__Problem description__. Locate every line in the material below that has the word "Partie". Copy each of those lines.

__Record set__.
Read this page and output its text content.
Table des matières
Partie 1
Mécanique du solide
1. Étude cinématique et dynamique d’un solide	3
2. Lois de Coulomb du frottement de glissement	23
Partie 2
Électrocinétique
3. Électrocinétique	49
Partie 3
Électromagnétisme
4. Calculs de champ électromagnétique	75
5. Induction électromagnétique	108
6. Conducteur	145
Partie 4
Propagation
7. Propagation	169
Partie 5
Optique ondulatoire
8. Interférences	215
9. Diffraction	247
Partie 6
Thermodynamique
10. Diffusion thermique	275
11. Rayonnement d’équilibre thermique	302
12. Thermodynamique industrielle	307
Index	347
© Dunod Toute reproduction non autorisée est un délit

__Exercise solution__.
Partie 1
Partie 2
Partie 3
Partie 4
Partie 5
Partie 6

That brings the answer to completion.